• Your objective
Print out each entry below exactly, please.

• Dataset content
◇ ◇ ◇ ◇ ◇

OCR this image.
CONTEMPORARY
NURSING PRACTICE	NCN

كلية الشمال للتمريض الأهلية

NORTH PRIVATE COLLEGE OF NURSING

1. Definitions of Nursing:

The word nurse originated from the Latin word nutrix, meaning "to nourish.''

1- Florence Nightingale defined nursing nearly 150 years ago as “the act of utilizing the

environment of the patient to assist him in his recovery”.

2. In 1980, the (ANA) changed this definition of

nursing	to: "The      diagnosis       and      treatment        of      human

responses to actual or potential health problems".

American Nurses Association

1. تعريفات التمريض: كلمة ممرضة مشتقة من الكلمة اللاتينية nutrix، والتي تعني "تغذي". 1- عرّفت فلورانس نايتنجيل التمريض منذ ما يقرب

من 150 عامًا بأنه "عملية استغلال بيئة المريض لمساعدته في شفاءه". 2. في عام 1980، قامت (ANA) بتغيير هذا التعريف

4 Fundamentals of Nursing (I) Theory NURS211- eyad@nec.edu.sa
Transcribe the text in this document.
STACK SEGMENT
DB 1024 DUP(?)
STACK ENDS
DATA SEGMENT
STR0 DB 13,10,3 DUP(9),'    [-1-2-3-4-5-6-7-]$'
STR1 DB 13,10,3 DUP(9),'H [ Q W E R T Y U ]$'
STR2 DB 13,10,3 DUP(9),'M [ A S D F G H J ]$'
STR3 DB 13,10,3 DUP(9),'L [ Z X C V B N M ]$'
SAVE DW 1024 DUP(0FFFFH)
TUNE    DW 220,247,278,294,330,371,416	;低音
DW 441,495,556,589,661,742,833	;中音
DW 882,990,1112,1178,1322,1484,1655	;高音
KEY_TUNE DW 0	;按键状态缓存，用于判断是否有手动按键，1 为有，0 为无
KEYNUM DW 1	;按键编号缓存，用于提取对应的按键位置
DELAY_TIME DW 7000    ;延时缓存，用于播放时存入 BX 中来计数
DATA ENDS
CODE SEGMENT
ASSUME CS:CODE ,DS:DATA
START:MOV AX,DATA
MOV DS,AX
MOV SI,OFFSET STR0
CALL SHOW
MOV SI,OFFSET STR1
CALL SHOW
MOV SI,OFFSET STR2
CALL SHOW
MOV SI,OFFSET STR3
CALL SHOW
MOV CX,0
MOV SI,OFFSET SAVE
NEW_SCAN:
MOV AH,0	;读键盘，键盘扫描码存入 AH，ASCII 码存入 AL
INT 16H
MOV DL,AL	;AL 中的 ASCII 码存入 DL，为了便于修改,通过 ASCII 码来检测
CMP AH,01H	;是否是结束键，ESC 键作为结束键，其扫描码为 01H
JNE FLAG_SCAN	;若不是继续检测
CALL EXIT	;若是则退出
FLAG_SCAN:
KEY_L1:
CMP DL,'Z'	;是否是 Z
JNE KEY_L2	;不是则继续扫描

◇ ◇ ◇ ◇ ◇

• Result of this task
OCR this image.
CONTEMPORARY
NURSING PRACTICE	NCN

كلية الشمال للتمريض الأهلية

NORTH PRIVATE COLLEGE OF NURSING

1. Definitions of Nursing:

The word nurse originated from the Latin word nutrix, meaning "to nourish.''

1- Florence Nightingale defined nursing nearly 150 years ago as “the act of utilizing the

environment of the patient to assist him in his recovery”.

2. In 1980, the (ANA) changed this definition of

nursing	to: "The      diagnosis       and      treatment        of      human

responses to actual or potential health problems".

American Nurses Association

1. تعريفات التمريض: كلمة ممرضة مشتقة من الكلمة اللاتينية nutrix، والتي تعني "تغذي". 1- عرّفت فلورانس نايتنجيل التمريض منذ ما يقرب

من 150 عامًا بأنه "عملية استغلال بيئة المريض لمساعدته في شفاءه". 2. في عام 1980، قامت (ANA) بتغيير هذا التعريف

4 Fundamentals of Nursing (I) Theory NURS211- eyad@nec.edu.sa
Transcribe the text in this document.
STACK SEGMENT
DB 1024 DUP(?)
STACK ENDS
DATA SEGMENT
STR0 DB 13,10,3 DUP(9),'    [-1-2-3-4-5-6-7-]$'
STR1 DB 13,10,3 DUP(9),'H [ Q W E R T Y U ]$'
STR2 DB 13,10,3 DUP(9),'M [ A S D F G H J ]$'
STR3 DB 13,10,3 DUP(9),'L [ Z X C V B N M ]$'
SAVE DW 1024 DUP(0FFFFH)
TUNE    DW 220,247,278,294,330,371,416	;低音
DW 441,495,556,589,661,742,833	;中音
DW 882,990,1112,1178,1322,1484,1655	;高音
KEY_TUNE DW 0	;按键状态缓存，用于判断是否有手动按键，1 为有，0 为无
KEYNUM DW 1	;按键编号缓存，用于提取对应的按键位置
DELAY_TIME DW 7000    ;延时缓存，用于播放时存入 BX 中来计数
DATA ENDS
CODE SEGMENT
ASSUME CS:CODE ,DS:DATA
START:MOV AX,DATA
MOV DS,AX
MOV SI,OFFSET STR0
CALL SHOW
MOV SI,OFFSET STR1
CALL SHOW
MOV SI,OFFSET STR2
CALL SHOW
MOV SI,OFFSET STR3
CALL SHOW
MOV CX,0
MOV SI,OFFSET SAVE
NEW_SCAN:
MOV AH,0	;读键盘，键盘扫描码存入 AH，ASCII 码存入 AL
INT 16H
MOV DL,AL	;AL 中的 ASCII 码存入 DL，为了便于修改,通过 ASCII 码来检测
CMP AH,01H	;是否是结束键，ESC 键作为结束键，其扫描码为 01H
JNE FLAG_SCAN	;若不是继续检测
CALL EXIT	;若是则退出
FLAG_SCAN:
KEY_L1:
CMP DL,'Z'	;是否是 Z
JNE KEY_L2	;不是则继续扫描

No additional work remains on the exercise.